Aim
Collect from the data below each line with "descontadas".

----------

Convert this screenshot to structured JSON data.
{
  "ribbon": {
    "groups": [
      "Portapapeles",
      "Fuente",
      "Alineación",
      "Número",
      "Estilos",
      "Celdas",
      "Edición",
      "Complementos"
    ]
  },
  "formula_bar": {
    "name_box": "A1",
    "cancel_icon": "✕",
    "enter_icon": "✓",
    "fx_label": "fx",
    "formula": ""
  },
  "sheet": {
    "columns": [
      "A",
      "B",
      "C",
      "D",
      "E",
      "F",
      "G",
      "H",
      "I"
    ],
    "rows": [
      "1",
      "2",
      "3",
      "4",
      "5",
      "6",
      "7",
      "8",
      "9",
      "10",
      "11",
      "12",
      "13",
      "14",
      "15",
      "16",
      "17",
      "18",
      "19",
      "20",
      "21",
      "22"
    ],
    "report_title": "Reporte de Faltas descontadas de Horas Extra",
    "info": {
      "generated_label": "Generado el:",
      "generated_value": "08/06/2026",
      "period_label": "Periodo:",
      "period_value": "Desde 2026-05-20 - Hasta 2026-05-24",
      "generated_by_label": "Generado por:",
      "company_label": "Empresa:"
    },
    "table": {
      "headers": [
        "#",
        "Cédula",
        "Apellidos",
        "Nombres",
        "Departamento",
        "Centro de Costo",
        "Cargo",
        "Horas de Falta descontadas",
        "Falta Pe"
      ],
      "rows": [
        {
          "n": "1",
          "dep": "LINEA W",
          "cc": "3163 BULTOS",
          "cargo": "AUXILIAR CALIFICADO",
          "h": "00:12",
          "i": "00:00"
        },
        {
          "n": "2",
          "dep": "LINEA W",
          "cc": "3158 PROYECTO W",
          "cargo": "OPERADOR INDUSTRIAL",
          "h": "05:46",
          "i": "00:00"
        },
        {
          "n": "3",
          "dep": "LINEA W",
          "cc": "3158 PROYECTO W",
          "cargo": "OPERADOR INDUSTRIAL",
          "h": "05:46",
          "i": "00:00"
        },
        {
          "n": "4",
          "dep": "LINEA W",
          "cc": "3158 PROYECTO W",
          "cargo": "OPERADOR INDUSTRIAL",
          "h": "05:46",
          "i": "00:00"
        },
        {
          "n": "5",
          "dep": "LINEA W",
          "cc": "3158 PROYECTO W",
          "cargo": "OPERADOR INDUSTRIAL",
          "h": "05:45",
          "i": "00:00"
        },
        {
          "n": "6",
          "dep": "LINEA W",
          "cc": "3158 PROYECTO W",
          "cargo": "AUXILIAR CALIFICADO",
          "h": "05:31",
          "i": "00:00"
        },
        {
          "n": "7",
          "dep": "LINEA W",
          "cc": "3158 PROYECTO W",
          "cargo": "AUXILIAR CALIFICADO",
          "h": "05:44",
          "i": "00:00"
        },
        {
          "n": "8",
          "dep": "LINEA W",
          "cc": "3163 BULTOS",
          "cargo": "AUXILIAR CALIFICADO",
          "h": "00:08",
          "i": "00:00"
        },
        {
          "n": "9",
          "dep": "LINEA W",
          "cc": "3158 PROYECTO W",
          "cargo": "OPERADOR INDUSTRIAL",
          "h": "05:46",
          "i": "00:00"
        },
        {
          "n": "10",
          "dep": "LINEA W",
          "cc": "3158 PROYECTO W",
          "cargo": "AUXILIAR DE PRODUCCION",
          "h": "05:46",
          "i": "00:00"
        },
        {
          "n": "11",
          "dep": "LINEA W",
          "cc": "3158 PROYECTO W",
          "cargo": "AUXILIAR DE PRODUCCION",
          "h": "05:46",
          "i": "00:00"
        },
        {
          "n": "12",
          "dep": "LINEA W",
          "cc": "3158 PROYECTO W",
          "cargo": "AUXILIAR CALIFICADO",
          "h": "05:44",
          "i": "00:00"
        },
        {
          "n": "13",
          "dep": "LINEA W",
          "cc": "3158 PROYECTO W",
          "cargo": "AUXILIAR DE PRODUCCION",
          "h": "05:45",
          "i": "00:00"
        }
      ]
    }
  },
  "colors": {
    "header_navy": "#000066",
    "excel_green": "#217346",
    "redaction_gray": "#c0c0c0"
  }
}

----------

Solution
    "report_title": "Reporte de Faltas descontadas de Horas Extra",
        "Horas de Falta descontadas",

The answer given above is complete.